[Data extracted from a collection]:
((

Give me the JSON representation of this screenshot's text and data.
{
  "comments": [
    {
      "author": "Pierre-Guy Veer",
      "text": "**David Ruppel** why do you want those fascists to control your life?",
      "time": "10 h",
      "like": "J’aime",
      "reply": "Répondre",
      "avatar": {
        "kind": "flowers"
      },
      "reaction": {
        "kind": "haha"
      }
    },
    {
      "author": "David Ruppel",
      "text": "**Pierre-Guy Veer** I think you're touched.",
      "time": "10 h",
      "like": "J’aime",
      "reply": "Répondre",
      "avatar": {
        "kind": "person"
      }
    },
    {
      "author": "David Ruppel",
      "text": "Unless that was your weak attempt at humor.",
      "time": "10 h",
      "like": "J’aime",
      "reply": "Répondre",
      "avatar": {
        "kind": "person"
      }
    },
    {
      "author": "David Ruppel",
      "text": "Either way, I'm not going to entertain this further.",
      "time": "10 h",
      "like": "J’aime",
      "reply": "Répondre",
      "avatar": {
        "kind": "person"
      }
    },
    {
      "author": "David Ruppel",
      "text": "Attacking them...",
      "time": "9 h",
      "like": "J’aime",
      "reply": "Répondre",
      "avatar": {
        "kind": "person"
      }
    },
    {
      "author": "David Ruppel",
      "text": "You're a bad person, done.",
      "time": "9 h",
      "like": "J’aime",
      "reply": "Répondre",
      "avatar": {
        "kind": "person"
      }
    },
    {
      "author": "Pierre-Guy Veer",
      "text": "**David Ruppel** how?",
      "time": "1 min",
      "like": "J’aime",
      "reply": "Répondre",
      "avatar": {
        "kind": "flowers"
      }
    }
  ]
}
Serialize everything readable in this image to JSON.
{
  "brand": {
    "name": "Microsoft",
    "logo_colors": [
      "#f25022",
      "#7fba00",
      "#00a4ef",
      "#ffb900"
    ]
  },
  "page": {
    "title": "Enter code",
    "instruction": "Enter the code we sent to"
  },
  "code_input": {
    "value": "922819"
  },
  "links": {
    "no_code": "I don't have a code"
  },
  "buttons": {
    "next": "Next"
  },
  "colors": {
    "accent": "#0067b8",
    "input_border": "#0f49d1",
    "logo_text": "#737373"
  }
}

))

[WHAT IS BEING ASKED]:
Each entry above needs to be retyped exactly.

[REPLY]:
Give me the JSON representation of this screenshot's text and data.
{
  "comments": [
    {
      "author": "Pierre-Guy Veer",
      "text": "**David Ruppel** why do you want those fascists to control your life?",
      "time": "10 h",
      "like": "J’aime",
      "reply": "Répondre",
      "avatar": {
        "kind": "flowers"
      },
      "reaction": {
        "kind": "haha"
      }
    },
    {
      "author": "David Ruppel",
      "text": "**Pierre-Guy Veer** I think you're touched.",
      "time": "10 h",
      "like": "J’aime",
      "reply": "Répondre",
      "avatar": {
        "kind": "person"
      }
    },
    {
      "author": "David Ruppel",
      "text": "Unless that was your weak attempt at humor.",
      "time": "10 h",
      "like": "J’aime",
      "reply": "Répondre",
      "avatar": {
        "kind": "person"
      }
    },
    {
      "author": "David Ruppel",
      "text": "Either way, I'm not going to entertain this further.",
      "time": "10 h",
      "like": "J’aime",
      "reply": "Répondre",
      "avatar": {
        "kind": "person"
      }
    },
    {
      "author": "David Ruppel",
      "text": "Attacking them...",
      "time": "9 h",
      "like": "J’aime",
      "reply": "Répondre",
      "avatar": {
        "kind": "person"
      }
    },
    {
      "author": "David Ruppel",
      "text": "You're a bad person, done.",
      "time": "9 h",
      "like": "J’aime",
      "reply": "Répondre",
      "avatar": {
        "kind": "person"
      }
    },
    {
      "author": "Pierre-Guy Veer",
      "text": "**David Ruppel** how?",
      "time": "1 min",
      "like": "J’aime",
      "reply": "Répondre",
      "avatar": {
        "kind": "flowers"
      }
    }
  ]
}
Serialize everything readable in this image to JSON.
{
  "brand": {
    "name": "Microsoft",
    "logo_colors": [
      "#f25022",
      "#7fba00",
      "#00a4ef",
      "#ffb900"
    ]
  },
  "page": {
    "title": "Enter code",
    "instruction": "Enter the code we sent to"
  },
  "code_input": {
    "value": "922819"
  },
  "links": {
    "no_code": "I don't have a code"
  },
  "buttons": {
    "next": "Next"
  },
  "colors": {
    "accent": "#0067b8",
    "input_border": "#0f49d1",
    "logo_text": "#737373"
  }
}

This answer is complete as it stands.